A new report focuses on open source hardware, a sector that has a significant 3D printing presence.
Created by Harris Kenny and Steven Abadie, the recently-launched independent OSHdata project seeks to provide a source of information for the growing global open source hardware (OSH) community. The pair have more than a decade of experience in the OSH world — including executive roles at the famously open source LulzBot.
State of Open Hardware
The report — open source itself, of course, and so free of charge — notes its aims:
“OSHdata findings show that the Open Source Hardware (OSH) community is dynamic, growing, and still in its early days as a formal movement. There are over 400 certified projects from 36 countries spanning five continents. The certification rate is increasing, too. Getting from 200 to 300 certified projects took nearly a year, but getting from 300 to 400 took a little over six months. Nearly 60% of the certified projects are available for sale at an average sale price of $211.47, though there is a big range here. The leading project categories include: electronics, 3D printing, tools, and education. Our research also finds opportunities for improvement in the certification program itself, particularly the application process and practices by creators.”
3D printing is, clearly, a key area in the OSH world, and only continues to grow with more manufacturers working on open source projects. Companies like LulzBot, Creality, IC3D, and others have built on foundations digging back to early roots in RepRap.
OSHdata Co-Founder Harris Kenny has shared some thoughts on the place of 3D printing in the OSH world. He tells us:
“Today, one in four certified projects are 3D printing-related, ranging from printable medical devices to industrial-grade machinery. And this is just a portion of the overall open source activity in the 3D printing industry when you consider software, file formats, and industry standards. Industry leaders have a lot to gain from understanding the open source community.”
The Open Source Community
So what exactly are we seeing in the community?
Kenny shared a list of some of the diverse companies in 3D printing with open source participation. A small sample of these include:
Ultimachine (US-based, Archim board)
Creality (China-based, Ender 3 and CR-10 Printers)
IC3D (US-based, ABS PLA and PETG)
Creatable Labs (South Korea-based, Creatable D3 Printer)
Hydra Research (US-based Nautilus 3D printer)
LulzBot (US-based, many products including all their 3D printers, major accessories, etc.)
He points out as well that the last of these, LulzBot, is noted as the fourth most active creator of all time, as seen here:
That ranking is impressive, as overall the study considers a base of 169 creators credited with over 400 OSH-certified products and projects. However, 129 of those creators have only one certification to their credit.
Some of the 3D printing-related projects have flown a little more under the radar than have well-known entities such as LulzBot. Kenny shared over a few of the interesting 3D printing OSH-certified projects from around the world. Consider, for instance:
Open Source Turtle Robot (USA)
Frog by Pako Bots (USA)
Diskio Pi (France)
And many designs (dozens) by Field Ready, like an umbilical cord clamp
The entire report is an interesting look at a part of the industry — and of course well beyond 3D printing — that sometimes can be a bit glossed over. Those supporting the open source ethos tend to be quite passionate about the benefits of such community structuring and availability.
OSHdata notes that the report is of particular interest to those who have certified a product, are considering certifying, are an OSH customer, or for researchers, press, suppliers, and resellers.
Whatever your interest, the report and all the work from OSHdata seeks to uncover answers to some thought-provoking questions in open source, such as:
What is the annual revenue, profitability, and economic impact of OSH companies?
How many employees are employed at companies participating in the certification program?
Which industries are adopting Open Source Hardware the fastest?

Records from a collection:
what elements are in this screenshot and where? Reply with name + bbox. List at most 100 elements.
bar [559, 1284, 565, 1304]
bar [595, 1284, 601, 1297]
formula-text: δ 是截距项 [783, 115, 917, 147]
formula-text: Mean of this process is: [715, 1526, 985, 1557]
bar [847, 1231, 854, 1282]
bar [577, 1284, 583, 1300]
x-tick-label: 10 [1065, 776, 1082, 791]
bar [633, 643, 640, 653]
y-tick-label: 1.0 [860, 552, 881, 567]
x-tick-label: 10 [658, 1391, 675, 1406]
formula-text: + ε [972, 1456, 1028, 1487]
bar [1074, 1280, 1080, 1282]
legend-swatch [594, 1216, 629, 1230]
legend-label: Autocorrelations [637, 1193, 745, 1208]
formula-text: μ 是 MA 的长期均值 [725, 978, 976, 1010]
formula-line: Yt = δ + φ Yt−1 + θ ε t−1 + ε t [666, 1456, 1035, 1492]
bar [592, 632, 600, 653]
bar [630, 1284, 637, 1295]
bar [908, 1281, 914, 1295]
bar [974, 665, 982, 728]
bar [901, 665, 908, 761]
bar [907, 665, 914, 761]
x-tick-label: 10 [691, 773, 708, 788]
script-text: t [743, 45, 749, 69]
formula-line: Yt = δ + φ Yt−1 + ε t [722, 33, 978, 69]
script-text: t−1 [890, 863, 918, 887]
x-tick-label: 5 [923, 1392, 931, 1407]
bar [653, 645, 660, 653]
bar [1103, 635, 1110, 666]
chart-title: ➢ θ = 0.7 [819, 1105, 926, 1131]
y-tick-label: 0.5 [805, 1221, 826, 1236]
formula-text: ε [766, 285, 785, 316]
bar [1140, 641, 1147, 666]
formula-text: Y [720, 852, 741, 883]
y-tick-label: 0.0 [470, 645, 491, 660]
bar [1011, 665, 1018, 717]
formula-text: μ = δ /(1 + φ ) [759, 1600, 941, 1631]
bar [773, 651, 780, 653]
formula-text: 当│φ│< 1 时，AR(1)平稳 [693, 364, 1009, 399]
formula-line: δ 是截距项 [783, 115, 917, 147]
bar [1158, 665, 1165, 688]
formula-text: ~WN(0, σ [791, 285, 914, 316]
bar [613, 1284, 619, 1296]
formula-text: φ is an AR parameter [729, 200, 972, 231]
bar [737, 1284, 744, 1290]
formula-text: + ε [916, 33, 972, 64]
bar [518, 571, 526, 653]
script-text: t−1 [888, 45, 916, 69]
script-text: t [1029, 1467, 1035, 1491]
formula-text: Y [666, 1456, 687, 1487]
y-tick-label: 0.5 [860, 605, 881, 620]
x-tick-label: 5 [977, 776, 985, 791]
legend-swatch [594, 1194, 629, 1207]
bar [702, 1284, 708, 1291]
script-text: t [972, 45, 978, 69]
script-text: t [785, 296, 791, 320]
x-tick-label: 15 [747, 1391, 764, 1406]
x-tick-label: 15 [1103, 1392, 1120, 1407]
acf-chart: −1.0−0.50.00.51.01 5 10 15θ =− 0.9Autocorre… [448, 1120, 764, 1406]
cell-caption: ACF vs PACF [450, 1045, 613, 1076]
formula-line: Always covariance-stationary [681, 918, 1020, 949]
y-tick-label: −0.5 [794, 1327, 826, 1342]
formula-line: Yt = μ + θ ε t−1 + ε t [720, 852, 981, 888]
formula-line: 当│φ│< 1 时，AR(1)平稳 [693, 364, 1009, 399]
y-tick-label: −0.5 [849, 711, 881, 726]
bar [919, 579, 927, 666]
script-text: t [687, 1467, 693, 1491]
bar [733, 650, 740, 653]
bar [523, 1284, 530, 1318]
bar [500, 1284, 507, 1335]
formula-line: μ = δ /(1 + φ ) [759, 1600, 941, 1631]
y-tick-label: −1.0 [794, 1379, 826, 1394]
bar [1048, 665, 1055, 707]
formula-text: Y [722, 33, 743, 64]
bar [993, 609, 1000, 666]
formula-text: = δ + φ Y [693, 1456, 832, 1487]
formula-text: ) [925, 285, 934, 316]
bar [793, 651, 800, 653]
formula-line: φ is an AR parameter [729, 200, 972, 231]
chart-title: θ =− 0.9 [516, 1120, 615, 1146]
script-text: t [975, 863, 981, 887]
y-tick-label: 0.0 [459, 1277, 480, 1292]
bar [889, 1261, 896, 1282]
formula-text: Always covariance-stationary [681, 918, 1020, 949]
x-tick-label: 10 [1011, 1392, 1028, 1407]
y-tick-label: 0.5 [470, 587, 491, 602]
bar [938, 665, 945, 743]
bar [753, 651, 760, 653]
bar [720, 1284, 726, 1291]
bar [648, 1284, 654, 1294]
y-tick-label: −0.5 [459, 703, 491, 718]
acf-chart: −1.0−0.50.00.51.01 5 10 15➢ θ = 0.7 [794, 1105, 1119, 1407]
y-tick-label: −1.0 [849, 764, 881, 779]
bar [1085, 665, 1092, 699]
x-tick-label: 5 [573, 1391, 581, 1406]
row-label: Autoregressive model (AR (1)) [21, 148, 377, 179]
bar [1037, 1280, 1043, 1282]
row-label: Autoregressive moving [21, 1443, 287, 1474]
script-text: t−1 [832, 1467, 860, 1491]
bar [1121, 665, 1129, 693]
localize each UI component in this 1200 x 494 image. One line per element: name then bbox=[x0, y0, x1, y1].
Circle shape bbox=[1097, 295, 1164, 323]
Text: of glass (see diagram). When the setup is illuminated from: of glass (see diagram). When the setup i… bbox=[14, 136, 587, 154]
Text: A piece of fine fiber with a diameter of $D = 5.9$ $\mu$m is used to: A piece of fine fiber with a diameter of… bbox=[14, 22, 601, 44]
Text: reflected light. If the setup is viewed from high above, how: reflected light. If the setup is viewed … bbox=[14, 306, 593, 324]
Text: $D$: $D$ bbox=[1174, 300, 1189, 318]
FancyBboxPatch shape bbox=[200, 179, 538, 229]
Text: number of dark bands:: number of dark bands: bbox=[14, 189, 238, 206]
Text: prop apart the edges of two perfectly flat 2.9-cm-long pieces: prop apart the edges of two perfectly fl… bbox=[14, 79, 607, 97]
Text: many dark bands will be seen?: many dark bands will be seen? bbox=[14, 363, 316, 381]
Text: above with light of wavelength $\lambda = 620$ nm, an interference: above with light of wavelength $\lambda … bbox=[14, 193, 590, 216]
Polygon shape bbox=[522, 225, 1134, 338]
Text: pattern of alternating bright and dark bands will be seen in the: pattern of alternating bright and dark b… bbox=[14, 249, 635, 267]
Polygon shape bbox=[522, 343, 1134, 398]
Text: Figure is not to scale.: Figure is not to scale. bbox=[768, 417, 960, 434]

[Tasks]:
#1 Rewrite the paragraph beginning "Created by Harris Kenny and Steven Abadie" from the article on open source hardware as a short bulleted list that keeps its main facts.
#2 Copy the stretch from "IC3D (US-based, ABS" through "major accessories, etc.)" in the article on open source hardware word for word.

[Response list]:
#1
- OSHdata is a recently launched independent project created by Harris Kenny and Steven Abadie.
- It aims to provide a source of information for the growing global open source hardware (OSH) community.
- The two creators have more than a decade of experience in the OSH world, including executive roles at the open source company LulzBot.

#2
IC3D (US-based, ABS PLA and PETG)
Creatable Labs (South Korea-based, Creatable D3 Printer)
Hydra Research (US-based Nautilus 3D printer)
LulzBot (US-based, many products including all their 3D printers, major accessories, etc.)